:: DIRECTIONS FOR THIS TASK ::
All entries must be repeated exactly; do not include the pictures.

Extracted data entries
· · · · ·

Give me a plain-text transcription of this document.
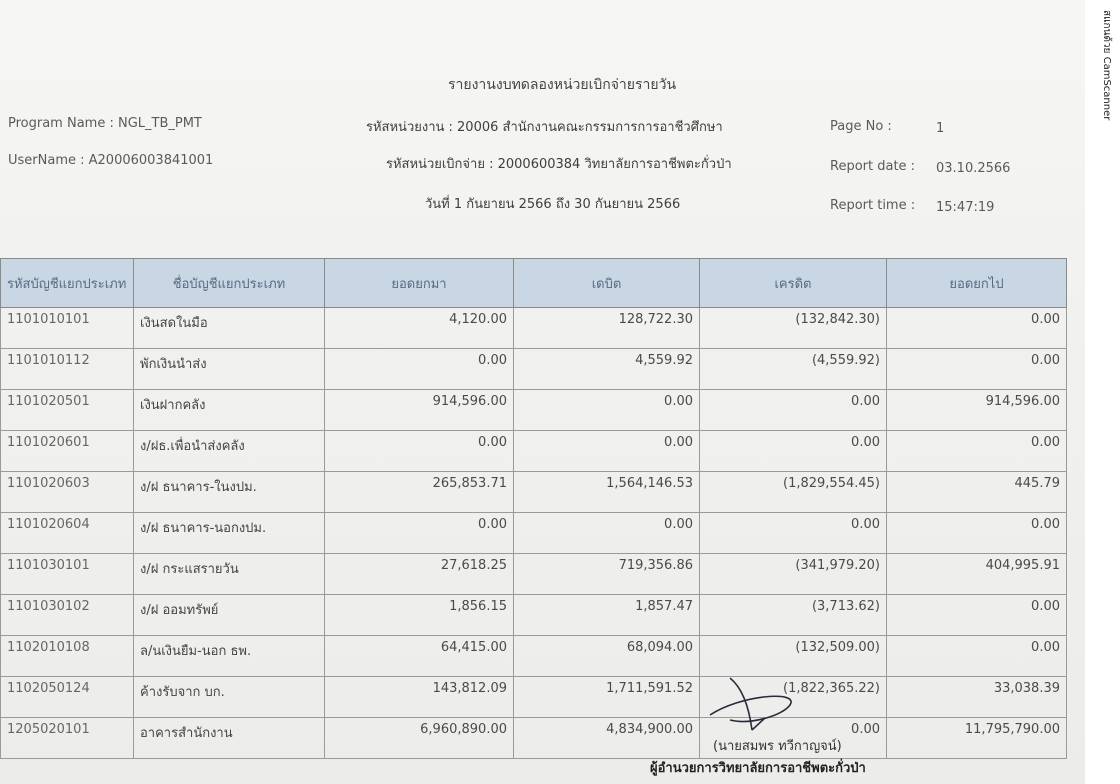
สแกนด้วย CamScanner
รายงานงบทดลองหน่วยเบิกจ่ายรายวัน
Program Name : NGL_TB_PMT
UserName : A20006003841001
รหัสหน่วยงาน : 20006 สำนักงานคณะกรรมการการอาชีวศึกษา
รหัสหน่วยเบิกจ่าย : 2000600384 วิทยาลัยการอาชีพตะกั่วป่า
วันที่ 1 กันยายน 2566 ถึง 30 กันยายน 2566
Page No :	1
Report date : 03.10.2566
Report time : 15:47:19
รหัสบัญชีแยกประเภท	ชื่อบัญชีแยกประเภท	ยอดยกมา	เดบิต	เครดิต	ยอดยกไป
1101010101	เงินสดในมือ	4,120.00	128,722.30	(132,842.30)	0.00
1101010112	พักเงินนำส่ง	0.00	4,559.92	(4,559.92)	0.00
1101020501	เงินฝากคลัง	914,596.00	0.00	0.00	914,596.00
1101020601	ง/ฝธ.เพื่อนำส่งคลัง	0.00	0.00	0.00	0.00
1101020603	ง/ฝ ธนาคาร-ในงปม.	265,853.71	1,564,146.53	(1,829,554.45)	445.79
1101020604	ง/ฝ ธนาคาร-นอกงปม.	0.00	0.00	0.00	0.00
1101030101	ง/ฝ กระแสรายวัน	27,618.25	719,356.86	(341,979.20)	404,995.91
1101030102	ง/ฝ ออมทรัพย์	1,856.15	1,857.47	(3,713.62)	0.00
1102010108	ล/นเงินยืม-นอก ธพ.	64,415.00	68,094.00	(132,509.00)	0.00
1102050124	ค้างรับจาก บก.	143,812.09	1,711,591.52	(1,822,365.22)	33,038.39
1205020101	อาคารสำนักงาน	6,960,890.00	4,834,900.00	0.00	11,795,790.00
(นายสมพร ทวีกาญจน์)
ผู้อำนวยการวิทยาลัยการอาชีพตะกั่วป่า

· · · · ·

:: OUTPUT OF THE EXERCISE ::
Give me a plain-text transcription of this document.
สแกนด้วย CamScanner
รายงานงบทดลองหน่วยเบิกจ่ายรายวัน
Program Name : NGL_TB_PMT
UserName : A20006003841001
รหัสหน่วยงาน : 20006 สำนักงานคณะกรรมการการอาชีวศึกษา
รหัสหน่วยเบิกจ่าย : 2000600384 วิทยาลัยการอาชีพตะกั่วป่า
วันที่ 1 กันยายน 2566 ถึง 30 กันยายน 2566
Page No :	1
Report date : 03.10.2566
Report time : 15:47:19
รหัสบัญชีแยกประเภท	ชื่อบัญชีแยกประเภท	ยอดยกมา	เดบิต	เครดิต	ยอดยกไป
1101010101	เงินสดในมือ	4,120.00	128,722.30	(132,842.30)	0.00
1101010112	พักเงินนำส่ง	0.00	4,559.92	(4,559.92)	0.00
1101020501	เงินฝากคลัง	914,596.00	0.00	0.00	914,596.00
1101020601	ง/ฝธ.เพื่อนำส่งคลัง	0.00	0.00	0.00	0.00
1101020603	ง/ฝ ธนาคาร-ในงปม.	265,853.71	1,564,146.53	(1,829,554.45)	445.79
1101020604	ง/ฝ ธนาคาร-นอกงปม.	0.00	0.00	0.00	0.00
1101030101	ง/ฝ กระแสรายวัน	27,618.25	719,356.86	(341,979.20)	404,995.91
1101030102	ง/ฝ ออมทรัพย์	1,856.15	1,857.47	(3,713.62)	0.00
1102010108	ล/นเงินยืม-นอก ธพ.	64,415.00	68,094.00	(132,509.00)	0.00
1102050124	ค้างรับจาก บก.	143,812.09	1,711,591.52	(1,822,365.22)	33,038.39
1205020101	อาคารสำนักงาน	6,960,890.00	4,834,900.00	0.00	11,795,790.00
(นายสมพร ทวีกาญจน์)
ผู้อำนวยการวิทยาลัยการอาชีพตะกั่วป่า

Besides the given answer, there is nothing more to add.